-------- Recorded information --------
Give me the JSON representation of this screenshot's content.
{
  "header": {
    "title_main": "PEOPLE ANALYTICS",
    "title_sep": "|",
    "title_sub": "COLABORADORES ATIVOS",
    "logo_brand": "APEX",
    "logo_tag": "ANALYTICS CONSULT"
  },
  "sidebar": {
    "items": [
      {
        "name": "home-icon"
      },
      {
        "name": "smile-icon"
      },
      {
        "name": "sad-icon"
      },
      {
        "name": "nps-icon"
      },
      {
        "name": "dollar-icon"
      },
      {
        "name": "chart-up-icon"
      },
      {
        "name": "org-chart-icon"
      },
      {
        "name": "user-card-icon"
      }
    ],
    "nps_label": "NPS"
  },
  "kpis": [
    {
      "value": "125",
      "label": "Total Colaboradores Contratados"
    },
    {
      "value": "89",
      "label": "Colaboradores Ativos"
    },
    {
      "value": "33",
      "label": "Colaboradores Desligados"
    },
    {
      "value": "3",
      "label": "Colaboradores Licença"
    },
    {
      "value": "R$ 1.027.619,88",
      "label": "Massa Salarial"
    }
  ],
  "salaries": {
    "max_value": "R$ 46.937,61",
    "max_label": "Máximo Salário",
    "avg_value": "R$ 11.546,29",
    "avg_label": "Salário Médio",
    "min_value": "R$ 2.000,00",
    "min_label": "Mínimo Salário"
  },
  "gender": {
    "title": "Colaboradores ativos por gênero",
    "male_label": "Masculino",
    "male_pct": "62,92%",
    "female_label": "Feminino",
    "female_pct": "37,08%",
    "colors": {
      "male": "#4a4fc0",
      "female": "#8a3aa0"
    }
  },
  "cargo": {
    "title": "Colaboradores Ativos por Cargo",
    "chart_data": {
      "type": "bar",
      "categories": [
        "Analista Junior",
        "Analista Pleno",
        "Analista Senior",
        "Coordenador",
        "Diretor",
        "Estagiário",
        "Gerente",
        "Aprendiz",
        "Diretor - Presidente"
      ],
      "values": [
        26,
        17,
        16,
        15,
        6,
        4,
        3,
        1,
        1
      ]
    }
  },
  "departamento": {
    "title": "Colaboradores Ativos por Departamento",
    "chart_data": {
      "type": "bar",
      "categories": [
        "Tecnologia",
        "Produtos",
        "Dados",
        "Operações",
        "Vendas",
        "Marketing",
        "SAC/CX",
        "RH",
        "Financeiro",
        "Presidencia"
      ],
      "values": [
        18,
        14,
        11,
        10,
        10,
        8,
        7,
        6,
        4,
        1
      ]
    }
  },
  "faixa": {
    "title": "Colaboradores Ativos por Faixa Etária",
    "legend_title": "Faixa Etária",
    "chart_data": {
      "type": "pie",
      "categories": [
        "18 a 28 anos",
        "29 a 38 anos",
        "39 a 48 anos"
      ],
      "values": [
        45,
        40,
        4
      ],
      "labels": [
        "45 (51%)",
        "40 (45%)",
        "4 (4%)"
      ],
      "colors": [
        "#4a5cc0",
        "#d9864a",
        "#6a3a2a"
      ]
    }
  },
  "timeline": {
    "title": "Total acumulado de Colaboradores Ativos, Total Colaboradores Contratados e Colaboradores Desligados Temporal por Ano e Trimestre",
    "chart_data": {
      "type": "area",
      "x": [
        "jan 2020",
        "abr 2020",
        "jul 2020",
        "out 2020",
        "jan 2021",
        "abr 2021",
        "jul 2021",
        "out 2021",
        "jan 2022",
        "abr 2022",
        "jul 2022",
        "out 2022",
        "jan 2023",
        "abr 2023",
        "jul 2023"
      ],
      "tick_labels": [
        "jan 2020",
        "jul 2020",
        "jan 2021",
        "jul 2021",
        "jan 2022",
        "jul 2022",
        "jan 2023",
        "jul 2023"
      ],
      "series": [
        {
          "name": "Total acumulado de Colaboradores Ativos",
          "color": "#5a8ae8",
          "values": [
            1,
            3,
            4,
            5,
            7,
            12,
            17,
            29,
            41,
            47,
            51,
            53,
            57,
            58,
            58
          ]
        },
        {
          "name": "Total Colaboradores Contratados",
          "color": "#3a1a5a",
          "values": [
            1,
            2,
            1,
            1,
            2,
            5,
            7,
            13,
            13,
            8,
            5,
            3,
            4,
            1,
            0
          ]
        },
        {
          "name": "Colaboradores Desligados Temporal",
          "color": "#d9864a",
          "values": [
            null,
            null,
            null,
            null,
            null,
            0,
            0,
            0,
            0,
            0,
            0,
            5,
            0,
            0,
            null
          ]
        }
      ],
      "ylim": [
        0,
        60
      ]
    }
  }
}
--------
*Directions for this task*: Copy every line above that holds the word "ANALYTICS".

*The result*:
    "title_main": "PEOPLE ANALYTICS",
    "logo_tag": "ANALYTICS CONSULT"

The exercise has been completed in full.